━━━ Information supplied ━━━

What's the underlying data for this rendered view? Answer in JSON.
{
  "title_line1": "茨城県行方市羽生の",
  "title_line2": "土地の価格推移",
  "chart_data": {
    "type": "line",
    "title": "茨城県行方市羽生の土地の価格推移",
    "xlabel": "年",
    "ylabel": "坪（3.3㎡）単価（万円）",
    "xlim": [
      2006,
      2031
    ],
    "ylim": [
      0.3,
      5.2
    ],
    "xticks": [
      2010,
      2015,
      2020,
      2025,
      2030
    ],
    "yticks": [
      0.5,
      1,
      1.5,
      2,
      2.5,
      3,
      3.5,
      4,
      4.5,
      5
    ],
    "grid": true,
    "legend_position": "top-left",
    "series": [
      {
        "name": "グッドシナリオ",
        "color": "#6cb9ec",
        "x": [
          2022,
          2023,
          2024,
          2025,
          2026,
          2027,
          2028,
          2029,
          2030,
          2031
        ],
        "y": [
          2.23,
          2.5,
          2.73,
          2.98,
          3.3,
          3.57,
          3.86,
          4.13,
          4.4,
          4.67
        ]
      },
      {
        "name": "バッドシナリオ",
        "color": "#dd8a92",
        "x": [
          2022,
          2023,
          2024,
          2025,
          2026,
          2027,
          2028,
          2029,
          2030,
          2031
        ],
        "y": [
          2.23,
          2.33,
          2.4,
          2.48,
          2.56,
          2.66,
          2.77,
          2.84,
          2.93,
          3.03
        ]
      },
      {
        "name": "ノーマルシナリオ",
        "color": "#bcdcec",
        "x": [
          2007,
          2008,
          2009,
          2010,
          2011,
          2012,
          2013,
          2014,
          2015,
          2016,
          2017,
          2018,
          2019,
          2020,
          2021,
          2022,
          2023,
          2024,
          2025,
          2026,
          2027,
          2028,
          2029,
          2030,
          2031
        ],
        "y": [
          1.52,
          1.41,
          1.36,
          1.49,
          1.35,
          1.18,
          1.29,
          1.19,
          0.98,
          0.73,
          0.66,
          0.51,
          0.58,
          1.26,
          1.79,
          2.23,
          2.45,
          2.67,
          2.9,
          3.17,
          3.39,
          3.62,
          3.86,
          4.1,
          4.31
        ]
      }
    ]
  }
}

━━━

> _Written exercise_: Only the number is wanted: how many lines in the data include the word "name"?

> _Solution for this exercise_: 3